Set exercise >> Can you write out the whole listing exactly?

--- Given records ---

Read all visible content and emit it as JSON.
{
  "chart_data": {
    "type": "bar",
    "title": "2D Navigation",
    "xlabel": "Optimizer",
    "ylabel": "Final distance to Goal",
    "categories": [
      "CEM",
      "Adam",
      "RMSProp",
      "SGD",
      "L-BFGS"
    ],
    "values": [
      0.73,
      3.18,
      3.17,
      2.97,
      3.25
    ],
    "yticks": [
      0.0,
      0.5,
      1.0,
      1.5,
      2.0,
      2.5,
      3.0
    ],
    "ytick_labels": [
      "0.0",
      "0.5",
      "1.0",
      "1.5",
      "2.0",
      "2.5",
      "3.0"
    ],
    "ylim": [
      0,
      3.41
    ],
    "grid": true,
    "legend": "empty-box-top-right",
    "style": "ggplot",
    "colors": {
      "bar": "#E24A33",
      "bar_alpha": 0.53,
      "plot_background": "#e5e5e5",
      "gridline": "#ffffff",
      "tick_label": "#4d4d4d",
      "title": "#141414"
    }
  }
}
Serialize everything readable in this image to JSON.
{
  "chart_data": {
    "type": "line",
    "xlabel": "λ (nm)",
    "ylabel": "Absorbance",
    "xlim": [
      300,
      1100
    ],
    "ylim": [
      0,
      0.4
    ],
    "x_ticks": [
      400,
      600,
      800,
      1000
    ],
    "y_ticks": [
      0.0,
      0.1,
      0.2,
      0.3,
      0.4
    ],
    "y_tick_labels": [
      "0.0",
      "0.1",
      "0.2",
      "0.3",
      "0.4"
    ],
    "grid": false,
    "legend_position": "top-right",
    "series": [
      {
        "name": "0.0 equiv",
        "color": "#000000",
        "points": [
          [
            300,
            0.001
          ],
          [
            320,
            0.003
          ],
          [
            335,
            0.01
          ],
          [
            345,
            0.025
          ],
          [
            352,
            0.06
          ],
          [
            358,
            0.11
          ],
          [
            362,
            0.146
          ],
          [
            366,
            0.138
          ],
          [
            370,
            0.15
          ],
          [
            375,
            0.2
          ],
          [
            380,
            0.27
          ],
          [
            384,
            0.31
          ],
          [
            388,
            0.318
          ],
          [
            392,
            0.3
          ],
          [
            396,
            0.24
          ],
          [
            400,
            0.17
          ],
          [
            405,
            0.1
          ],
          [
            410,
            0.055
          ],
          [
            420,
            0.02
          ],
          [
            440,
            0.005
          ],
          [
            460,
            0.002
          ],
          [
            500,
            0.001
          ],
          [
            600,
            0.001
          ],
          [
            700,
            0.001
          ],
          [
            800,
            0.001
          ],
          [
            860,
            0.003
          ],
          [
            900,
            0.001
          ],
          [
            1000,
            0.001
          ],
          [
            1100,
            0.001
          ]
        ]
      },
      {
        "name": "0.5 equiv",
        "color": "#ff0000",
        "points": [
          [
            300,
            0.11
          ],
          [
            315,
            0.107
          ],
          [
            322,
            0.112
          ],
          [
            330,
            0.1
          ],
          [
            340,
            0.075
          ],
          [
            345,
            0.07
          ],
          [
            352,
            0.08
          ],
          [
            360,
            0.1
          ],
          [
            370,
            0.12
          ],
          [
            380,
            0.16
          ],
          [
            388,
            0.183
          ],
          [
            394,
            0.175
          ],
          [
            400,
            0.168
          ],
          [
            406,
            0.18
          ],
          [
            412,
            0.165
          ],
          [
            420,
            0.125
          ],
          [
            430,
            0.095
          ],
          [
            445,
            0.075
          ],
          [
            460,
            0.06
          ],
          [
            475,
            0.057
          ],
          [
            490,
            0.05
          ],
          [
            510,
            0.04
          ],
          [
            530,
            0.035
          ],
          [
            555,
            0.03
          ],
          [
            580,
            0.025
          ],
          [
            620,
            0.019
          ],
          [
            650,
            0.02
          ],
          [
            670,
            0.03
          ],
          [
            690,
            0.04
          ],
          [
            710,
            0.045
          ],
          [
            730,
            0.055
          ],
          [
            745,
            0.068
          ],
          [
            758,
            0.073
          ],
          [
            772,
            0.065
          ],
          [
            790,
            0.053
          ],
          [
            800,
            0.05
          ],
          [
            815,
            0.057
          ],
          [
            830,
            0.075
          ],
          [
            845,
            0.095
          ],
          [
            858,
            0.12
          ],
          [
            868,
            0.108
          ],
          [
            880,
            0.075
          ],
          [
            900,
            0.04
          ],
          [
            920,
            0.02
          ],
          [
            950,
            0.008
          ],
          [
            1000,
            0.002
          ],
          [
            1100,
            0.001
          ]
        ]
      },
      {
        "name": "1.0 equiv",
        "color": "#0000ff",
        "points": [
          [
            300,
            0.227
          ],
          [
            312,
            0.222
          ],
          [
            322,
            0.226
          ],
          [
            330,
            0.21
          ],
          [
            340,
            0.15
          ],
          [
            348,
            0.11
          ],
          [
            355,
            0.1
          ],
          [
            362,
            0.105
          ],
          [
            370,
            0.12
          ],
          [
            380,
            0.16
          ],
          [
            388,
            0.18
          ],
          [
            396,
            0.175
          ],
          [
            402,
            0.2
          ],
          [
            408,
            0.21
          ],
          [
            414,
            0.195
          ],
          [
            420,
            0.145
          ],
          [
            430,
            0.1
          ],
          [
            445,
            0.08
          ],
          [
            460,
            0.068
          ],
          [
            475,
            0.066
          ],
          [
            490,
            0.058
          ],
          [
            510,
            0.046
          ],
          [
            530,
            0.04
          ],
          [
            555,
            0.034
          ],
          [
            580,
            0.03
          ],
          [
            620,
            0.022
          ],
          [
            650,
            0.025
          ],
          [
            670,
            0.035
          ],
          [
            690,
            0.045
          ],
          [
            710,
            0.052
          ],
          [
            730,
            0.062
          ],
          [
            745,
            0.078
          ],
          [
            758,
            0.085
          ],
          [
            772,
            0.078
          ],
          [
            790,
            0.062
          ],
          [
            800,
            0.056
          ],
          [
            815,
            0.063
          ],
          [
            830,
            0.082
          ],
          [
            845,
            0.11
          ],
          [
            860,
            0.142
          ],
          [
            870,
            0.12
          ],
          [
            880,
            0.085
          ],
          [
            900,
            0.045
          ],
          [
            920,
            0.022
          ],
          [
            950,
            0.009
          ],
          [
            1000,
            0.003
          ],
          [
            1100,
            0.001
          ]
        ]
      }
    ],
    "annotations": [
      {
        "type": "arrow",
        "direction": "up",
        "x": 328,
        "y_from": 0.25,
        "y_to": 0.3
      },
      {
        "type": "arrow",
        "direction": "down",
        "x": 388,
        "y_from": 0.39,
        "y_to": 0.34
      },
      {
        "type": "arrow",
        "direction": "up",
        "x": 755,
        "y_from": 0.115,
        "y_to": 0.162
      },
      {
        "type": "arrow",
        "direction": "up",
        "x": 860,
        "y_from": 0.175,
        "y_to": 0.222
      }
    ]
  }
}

---

Result >>
Read all visible content and emit it as JSON.
{
  "chart_data": {
    "type": "bar",
    "title": "2D Navigation",
    "xlabel": "Optimizer",
    "ylabel": "Final distance to Goal",
    "categories": [
      "CEM",
      "Adam",
      "RMSProp",
      "SGD",
      "L-BFGS"
    ],
    "values": [
      0.73,
      3.18,
      3.17,
      2.97,
      3.25
    ],
    "yticks": [
      0.0,
      0.5,
      1.0,
      1.5,
      2.0,
      2.5,
      3.0
    ],
    "ytick_labels": [
      "0.0",
      "0.5",
      "1.0",
      "1.5",
      "2.0",
      "2.5",
      "3.0"
    ],
    "ylim": [
      0,
      3.41
    ],
    "grid": true,
    "legend": "empty-box-top-right",
    "style": "ggplot",
    "colors": {
      "bar": "#E24A33",
      "bar_alpha": 0.53,
      "plot_background": "#e5e5e5",
      "gridline": "#ffffff",
      "tick_label": "#4d4d4d",
      "title": "#141414"
    }
  }
}
Serialize everything readable in this image to JSON.
{
  "chart_data": {
    "type": "line",
    "xlabel": "λ (nm)",
    "ylabel": "Absorbance",
    "xlim": [
      300,
      1100
    ],
    "ylim": [
      0,
      0.4
    ],
    "x_ticks": [
      400,
      600,
      800,
      1000
    ],
    "y_ticks": [
      0.0,
      0.1,
      0.2,
      0.3,
      0.4
    ],
    "y_tick_labels": [
      "0.0",
      "0.1",
      "0.2",
      "0.3",
      "0.4"
    ],
    "grid": false,
    "legend_position": "top-right",
    "series": [
      {
        "name": "0.0 equiv",
        "color": "#000000",
        "points": [
          [
            300,
            0.001
          ],
          [
            320,
            0.003
          ],
          [
            335,
            0.01
          ],
          [
            345,
            0.025
          ],
          [
            352,
            0.06
          ],
          [
            358,
            0.11
          ],
          [
            362,
            0.146
          ],
          [
            366,
            0.138
          ],
          [
            370,
            0.15
          ],
          [
            375,
            0.2
          ],
          [
            380,
            0.27
          ],
          [
            384,
            0.31
          ],
          [
            388,
            0.318
          ],
          [
            392,
            0.3
          ],
          [
            396,
            0.24
          ],
          [
            400,
            0.17
          ],
          [
            405,
            0.1
          ],
          [
            410,
            0.055
          ],
          [
            420,
            0.02
          ],
          [
            440,
            0.005
          ],
          [
            460,
            0.002
          ],
          [
            500,
            0.001
          ],
          [
            600,
            0.001
          ],
          [
            700,
            0.001
          ],
          [
            800,
            0.001
          ],
          [
            860,
            0.003
          ],
          [
            900,
            0.001
          ],
          [
            1000,
            0.001
          ],
          [
            1100,
            0.001
          ]
        ]
      },
      {
        "name": "0.5 equiv",
        "color": "#ff0000",
        "points": [
          [
            300,
            0.11
          ],
          [
            315,
            0.107
          ],
          [
            322,
            0.112
          ],
          [
            330,
            0.1
          ],
          [
            340,
            0.075
          ],
          [
            345,
            0.07
          ],
          [
            352,
            0.08
          ],
          [
            360,
            0.1
          ],
          [
            370,
            0.12
          ],
          [
            380,
            0.16
          ],
          [
            388,
            0.183
          ],
          [
            394,
            0.175
          ],
          [
            400,
            0.168
          ],
          [
            406,
            0.18
          ],
          [
            412,
            0.165
          ],
          [
            420,
            0.125
          ],
          [
            430,
            0.095
          ],
          [
            445,
            0.075
          ],
          [
            460,
            0.06
          ],
          [
            475,
            0.057
          ],
          [
            490,
            0.05
          ],
          [
            510,
            0.04
          ],
          [
            530,
            0.035
          ],
          [
            555,
            0.03
          ],
          [
            580,
            0.025
          ],
          [
            620,
            0.019
          ],
          [
            650,
            0.02
          ],
          [
            670,
            0.03
          ],
          [
            690,
            0.04
          ],
          [
            710,
            0.045
          ],
          [
            730,
            0.055
          ],
          [
            745,
            0.068
          ],
          [
            758,
            0.073
          ],
          [
            772,
            0.065
          ],
          [
            790,
            0.053
          ],
          [
            800,
            0.05
          ],
          [
            815,
            0.057
          ],
          [
            830,
            0.075
          ],
          [
            845,
            0.095
          ],
          [
            858,
            0.12
          ],
          [
            868,
            0.108
          ],
          [
            880,
            0.075
          ],
          [
            900,
            0.04
          ],
          [
            920,
            0.02
          ],
          [
            950,
            0.008
          ],
          [
            1000,
            0.002
          ],
          [
            1100,
            0.001
          ]
        ]
      },
      {
        "name": "1.0 equiv",
        "color": "#0000ff",
        "points": [
          [
            300,
            0.227
          ],
          [
            312,
            0.222
          ],
          [
            322,
            0.226
          ],
          [
            330,
            0.21
          ],
          [
            340,
            0.15
          ],
          [
            348,
            0.11
          ],
          [
            355,
            0.1
          ],
          [
            362,
            0.105
          ],
          [
            370,
            0.12
          ],
          [
            380,
            0.16
          ],
          [
            388,
            0.18
          ],
          [
            396,
            0.175
          ],
          [
            402,
            0.2
          ],
          [
            408,
            0.21
          ],
          [
            414,
            0.195
          ],
          [
            420,
            0.145
          ],
          [
            430,
            0.1
          ],
          [
            445,
            0.08
          ],
          [
            460,
            0.068
          ],
          [
            475,
            0.066
          ],
          [
            490,
            0.058
          ],
          [
            510,
            0.046
          ],
          [
            530,
            0.04
          ],
          [
            555,
            0.034
          ],
          [
            580,
            0.03
          ],
          [
            620,
            0.022
          ],
          [
            650,
            0.025
          ],
          [
            670,
            0.035
          ],
          [
            690,
            0.045
          ],
          [
            710,
            0.052
          ],
          [
            730,
            0.062
          ],
          [
            745,
            0.078
          ],
          [
            758,
            0.085
          ],
          [
            772,
            0.078
          ],
          [
            790,
            0.062
          ],
          [
            800,
            0.056
          ],
          [
            815,
            0.063
          ],
          [
            830,
            0.082
          ],
          [
            845,
            0.11
          ],
          [
            860,
            0.142
          ],
          [
            870,
            0.12
          ],
          [
            880,
            0.085
          ],
          [
            900,
            0.045
          ],
          [
            920,
            0.022
          ],
          [
            950,
            0.009
          ],
          [
            1000,
            0.003
          ],
          [
            1100,
            0.001
          ]
        ]
      }
    ],
    "annotations": [
      {
        "type": "arrow",
        "direction": "up",
        "x": 328,
        "y_from": 0.25,
        "y_to": 0.3
      },
      {
        "type": "arrow",
        "direction": "down",
        "x": 388,
        "y_from": 0.39,
        "y_to": 0.34
      },
      {
        "type": "arrow",
        "direction": "up",
        "x": 755,
        "y_from": 0.115,
        "y_to": 0.162
      },
      {
        "type": "arrow",
        "direction": "up",
        "x": 860,
        "y_from": 0.175,
        "y_to": 0.222
      }
    ]
  }
}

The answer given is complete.